# REQUIREMENTS
Transcribe the records below exactly as they appear.

----------------

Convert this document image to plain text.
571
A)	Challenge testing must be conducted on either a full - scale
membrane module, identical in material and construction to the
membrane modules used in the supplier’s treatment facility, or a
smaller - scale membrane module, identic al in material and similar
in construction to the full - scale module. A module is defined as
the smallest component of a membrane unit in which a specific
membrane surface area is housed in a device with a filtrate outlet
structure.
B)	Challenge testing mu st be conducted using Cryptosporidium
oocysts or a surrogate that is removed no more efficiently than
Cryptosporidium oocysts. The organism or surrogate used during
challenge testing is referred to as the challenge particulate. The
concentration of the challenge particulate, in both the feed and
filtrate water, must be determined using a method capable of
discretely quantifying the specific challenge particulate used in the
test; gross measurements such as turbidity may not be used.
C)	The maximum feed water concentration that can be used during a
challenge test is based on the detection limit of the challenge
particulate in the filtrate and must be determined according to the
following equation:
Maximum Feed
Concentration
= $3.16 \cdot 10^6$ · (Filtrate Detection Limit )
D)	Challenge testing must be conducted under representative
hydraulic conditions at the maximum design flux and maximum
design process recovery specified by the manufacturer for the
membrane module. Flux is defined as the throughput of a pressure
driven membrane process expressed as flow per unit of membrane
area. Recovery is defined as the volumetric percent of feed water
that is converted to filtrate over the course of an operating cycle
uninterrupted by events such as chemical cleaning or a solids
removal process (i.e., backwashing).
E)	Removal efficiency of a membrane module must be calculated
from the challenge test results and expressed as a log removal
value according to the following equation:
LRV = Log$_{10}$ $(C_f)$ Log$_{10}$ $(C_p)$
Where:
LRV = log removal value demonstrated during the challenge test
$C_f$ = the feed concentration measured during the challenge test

----------------

# REPLY TO THE EXERCISE
Convert this document image to plain text.
571
A)	Challenge testing must be conducted on either a full - scale
membrane module, identical in material and construction to the
membrane modules used in the supplier’s treatment facility, or a
smaller - scale membrane module, identic al in material and similar
in construction to the full - scale module. A module is defined as
the smallest component of a membrane unit in which a specific
membrane surface area is housed in a device with a filtrate outlet
structure.
B)	Challenge testing mu st be conducted using Cryptosporidium
oocysts or a surrogate that is removed no more efficiently than
Cryptosporidium oocysts. The organism or surrogate used during
challenge testing is referred to as the challenge particulate. The
concentration of the challenge particulate, in both the feed and
filtrate water, must be determined using a method capable of
discretely quantifying the specific challenge particulate used in the
test; gross measurements such as turbidity may not be used.
C)	The maximum feed water concentration that can be used during a
challenge test is based on the detection limit of the challenge
particulate in the filtrate and must be determined according to the
following equation:
Maximum Feed
Concentration
= $3.16 \cdot 10^6$ · (Filtrate Detection Limit )
D)	Challenge testing must be conducted under representative
hydraulic conditions at the maximum design flux and maximum
design process recovery specified by the manufacturer for the
membrane module. Flux is defined as the throughput of a pressure
driven membrane process expressed as flow per unit of membrane
area. Recovery is defined as the volumetric percent of feed water
that is converted to filtrate over the course of an operating cycle
uninterrupted by events such as chemical cleaning or a solids
removal process (i.e., backwashing).
E)	Removal efficiency of a membrane module must be calculated
from the challenge test results and expressed as a log removal
value according to the following equation:
LRV = Log$_{10}$ $(C_f)$ Log$_{10}$ $(C_p)$
Where:
LRV = log removal value demonstrated during the challenge test
$C_f$ = the feed concentration measured during the challenge test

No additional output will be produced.